_Stored data_.
+ + + + + + +

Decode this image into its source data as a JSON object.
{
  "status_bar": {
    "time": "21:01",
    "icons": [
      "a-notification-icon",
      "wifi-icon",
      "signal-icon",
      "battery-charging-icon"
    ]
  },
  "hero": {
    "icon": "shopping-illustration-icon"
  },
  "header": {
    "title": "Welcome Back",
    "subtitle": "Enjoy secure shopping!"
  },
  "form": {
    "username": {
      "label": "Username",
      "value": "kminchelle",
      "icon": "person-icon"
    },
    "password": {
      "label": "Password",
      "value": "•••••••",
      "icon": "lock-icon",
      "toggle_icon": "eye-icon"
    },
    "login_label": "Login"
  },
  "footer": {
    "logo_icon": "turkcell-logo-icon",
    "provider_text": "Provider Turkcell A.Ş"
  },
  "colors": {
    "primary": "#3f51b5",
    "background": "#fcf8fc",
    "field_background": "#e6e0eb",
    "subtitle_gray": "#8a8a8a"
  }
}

+ + + + + + +

_WHAT IS NEEDED_.
All the data must be duplicated exactly, with nothing added or removed.

_RESPONSE TO THE EXERCISE_.
Decode this image into its source data as a JSON object.
{
  "status_bar": {
    "time": "21:01",
    "icons": [
      "a-notification-icon",
      "wifi-icon",
      "signal-icon",
      "battery-charging-icon"
    ]
  },
  "hero": {
    "icon": "shopping-illustration-icon"
  },
  "header": {
    "title": "Welcome Back",
    "subtitle": "Enjoy secure shopping!"
  },
  "form": {
    "username": {
      "label": "Username",
      "value": "kminchelle",
      "icon": "person-icon"
    },
    "password": {
      "label": "Password",
      "value": "•••••••",
      "icon": "lock-icon",
      "toggle_icon": "eye-icon"
    },
    "login_label": "Login"
  },
  "footer": {
    "logo_icon": "turkcell-logo-icon",
    "provider_text": "Provider Turkcell A.Ş"
  },
  "colors": {
    "primary": "#3f51b5",
    "background": "#fcf8fc",
    "field_background": "#e6e0eb",
    "subtitle_gray": "#8a8a8a"
  }
}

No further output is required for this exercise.